## [Short exercise]
Every line containing the word "text" needs to be found and copied.

## [Collection entries]
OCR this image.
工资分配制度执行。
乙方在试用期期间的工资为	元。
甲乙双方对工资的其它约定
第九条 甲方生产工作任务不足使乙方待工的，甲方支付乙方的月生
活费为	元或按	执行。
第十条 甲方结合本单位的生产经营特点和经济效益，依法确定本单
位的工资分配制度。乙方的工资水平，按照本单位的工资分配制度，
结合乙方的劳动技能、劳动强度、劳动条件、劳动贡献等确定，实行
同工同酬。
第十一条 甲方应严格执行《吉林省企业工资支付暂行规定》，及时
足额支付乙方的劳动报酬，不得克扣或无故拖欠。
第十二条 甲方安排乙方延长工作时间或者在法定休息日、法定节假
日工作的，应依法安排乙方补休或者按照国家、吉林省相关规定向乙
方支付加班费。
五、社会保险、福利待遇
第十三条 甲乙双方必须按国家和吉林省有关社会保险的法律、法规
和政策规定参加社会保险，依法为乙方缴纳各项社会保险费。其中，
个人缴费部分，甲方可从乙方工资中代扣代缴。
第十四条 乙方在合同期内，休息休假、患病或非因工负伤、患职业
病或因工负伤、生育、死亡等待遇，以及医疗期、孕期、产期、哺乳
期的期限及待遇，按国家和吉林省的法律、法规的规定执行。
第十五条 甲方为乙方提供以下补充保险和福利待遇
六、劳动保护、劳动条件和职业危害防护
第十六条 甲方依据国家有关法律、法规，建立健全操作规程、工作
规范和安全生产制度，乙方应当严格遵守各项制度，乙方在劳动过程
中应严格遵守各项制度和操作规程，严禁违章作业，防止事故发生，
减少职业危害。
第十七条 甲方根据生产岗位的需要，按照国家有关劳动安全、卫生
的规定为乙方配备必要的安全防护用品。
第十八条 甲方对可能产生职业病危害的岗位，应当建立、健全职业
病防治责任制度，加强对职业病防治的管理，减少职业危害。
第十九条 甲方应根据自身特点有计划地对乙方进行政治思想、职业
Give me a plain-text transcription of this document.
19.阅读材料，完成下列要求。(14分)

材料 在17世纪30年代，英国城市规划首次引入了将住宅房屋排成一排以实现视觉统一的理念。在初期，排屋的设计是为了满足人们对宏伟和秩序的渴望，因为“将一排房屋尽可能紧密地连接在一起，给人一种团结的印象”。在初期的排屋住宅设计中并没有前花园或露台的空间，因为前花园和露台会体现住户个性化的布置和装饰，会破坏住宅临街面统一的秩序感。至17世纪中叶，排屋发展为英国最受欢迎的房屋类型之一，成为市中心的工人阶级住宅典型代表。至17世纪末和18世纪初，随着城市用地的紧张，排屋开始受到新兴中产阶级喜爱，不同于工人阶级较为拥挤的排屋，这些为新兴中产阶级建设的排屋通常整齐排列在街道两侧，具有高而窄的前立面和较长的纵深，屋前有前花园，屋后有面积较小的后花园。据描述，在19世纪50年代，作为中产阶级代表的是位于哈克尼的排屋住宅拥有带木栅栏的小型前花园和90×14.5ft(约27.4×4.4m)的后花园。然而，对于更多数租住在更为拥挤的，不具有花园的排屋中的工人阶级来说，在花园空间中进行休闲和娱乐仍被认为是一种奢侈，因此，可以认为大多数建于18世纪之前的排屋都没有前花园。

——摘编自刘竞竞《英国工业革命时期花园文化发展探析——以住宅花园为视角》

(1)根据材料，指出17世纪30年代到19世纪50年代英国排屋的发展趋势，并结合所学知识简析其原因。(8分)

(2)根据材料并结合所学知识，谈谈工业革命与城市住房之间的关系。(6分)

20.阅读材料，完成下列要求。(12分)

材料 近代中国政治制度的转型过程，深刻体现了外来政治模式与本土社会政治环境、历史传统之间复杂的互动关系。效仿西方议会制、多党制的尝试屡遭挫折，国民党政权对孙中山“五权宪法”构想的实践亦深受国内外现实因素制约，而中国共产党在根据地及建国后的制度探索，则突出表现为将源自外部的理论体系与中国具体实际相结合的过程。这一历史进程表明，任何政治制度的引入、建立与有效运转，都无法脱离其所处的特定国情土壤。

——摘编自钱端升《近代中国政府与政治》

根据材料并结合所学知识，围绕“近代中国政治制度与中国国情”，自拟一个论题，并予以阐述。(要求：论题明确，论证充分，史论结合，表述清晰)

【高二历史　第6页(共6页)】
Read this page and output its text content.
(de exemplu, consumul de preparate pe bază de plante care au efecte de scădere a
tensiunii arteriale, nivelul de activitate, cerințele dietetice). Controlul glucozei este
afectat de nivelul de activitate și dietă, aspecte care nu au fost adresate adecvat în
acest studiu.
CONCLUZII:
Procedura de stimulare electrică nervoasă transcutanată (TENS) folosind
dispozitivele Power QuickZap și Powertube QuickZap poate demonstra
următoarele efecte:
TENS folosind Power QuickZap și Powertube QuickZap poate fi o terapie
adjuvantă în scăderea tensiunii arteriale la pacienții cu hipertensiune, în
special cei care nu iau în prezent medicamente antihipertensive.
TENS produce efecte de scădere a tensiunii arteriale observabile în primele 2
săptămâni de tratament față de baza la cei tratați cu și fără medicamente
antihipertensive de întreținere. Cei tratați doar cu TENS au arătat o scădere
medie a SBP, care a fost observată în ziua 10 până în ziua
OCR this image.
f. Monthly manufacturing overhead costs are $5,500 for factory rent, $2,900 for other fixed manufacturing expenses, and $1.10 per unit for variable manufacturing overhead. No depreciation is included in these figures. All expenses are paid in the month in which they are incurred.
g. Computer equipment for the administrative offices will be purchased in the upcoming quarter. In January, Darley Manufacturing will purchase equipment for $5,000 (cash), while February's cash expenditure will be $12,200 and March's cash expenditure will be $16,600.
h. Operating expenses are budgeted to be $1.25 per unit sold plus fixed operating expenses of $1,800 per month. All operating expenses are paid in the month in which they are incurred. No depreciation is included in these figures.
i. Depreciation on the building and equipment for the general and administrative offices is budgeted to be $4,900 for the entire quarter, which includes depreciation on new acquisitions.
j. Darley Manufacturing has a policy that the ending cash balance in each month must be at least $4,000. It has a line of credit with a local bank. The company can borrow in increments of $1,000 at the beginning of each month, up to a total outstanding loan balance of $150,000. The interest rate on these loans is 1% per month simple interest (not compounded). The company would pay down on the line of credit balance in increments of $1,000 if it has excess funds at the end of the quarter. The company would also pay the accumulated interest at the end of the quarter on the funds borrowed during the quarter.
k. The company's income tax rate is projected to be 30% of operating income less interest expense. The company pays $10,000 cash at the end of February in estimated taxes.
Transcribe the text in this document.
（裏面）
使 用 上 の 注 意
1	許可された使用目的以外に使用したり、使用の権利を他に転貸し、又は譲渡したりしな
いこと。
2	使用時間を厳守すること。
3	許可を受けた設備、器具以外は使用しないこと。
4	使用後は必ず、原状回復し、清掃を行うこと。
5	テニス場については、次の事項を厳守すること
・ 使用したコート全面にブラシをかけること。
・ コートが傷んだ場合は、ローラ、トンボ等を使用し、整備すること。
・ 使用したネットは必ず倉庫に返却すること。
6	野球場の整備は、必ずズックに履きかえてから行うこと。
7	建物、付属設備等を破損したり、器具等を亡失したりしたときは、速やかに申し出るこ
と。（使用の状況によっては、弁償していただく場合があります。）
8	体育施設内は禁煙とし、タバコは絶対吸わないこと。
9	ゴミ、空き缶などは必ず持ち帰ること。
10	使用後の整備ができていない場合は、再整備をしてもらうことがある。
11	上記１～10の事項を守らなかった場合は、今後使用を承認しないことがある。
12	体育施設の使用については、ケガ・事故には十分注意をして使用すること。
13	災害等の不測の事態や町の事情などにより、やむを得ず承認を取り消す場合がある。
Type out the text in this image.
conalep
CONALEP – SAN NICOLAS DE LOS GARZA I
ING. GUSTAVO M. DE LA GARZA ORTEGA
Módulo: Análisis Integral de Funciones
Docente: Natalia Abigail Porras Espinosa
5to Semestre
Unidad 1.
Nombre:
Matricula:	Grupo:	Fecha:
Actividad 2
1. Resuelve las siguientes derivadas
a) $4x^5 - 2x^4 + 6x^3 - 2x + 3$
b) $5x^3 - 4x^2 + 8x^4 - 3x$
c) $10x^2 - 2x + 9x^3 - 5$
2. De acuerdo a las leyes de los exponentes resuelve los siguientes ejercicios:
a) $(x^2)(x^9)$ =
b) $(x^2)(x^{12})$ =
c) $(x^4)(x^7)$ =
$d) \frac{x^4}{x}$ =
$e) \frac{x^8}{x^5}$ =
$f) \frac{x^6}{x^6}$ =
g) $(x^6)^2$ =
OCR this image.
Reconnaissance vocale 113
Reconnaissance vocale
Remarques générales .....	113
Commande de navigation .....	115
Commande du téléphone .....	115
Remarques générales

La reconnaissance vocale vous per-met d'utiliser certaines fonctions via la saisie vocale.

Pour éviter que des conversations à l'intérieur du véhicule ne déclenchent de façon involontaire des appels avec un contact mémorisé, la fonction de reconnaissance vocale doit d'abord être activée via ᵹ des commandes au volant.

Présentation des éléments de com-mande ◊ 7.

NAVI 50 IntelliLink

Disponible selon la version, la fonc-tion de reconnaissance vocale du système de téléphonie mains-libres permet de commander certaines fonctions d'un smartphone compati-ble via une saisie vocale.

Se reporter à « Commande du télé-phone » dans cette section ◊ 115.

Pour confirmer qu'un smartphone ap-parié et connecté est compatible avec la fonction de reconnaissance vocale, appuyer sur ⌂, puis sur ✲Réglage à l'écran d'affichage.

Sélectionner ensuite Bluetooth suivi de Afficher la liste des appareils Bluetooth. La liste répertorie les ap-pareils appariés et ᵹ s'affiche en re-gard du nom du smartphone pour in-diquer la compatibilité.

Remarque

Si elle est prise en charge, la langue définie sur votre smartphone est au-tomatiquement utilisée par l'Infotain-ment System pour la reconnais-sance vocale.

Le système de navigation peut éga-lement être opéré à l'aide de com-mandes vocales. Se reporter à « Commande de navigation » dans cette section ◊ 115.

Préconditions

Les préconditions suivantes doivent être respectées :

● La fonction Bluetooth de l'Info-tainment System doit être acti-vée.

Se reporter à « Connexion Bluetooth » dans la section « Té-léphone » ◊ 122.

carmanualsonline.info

## [Full output]
Give me a plain-text transcription of this document.
Read this page and output its text content.
Transcribe the text in this document.
Type out the text in this image.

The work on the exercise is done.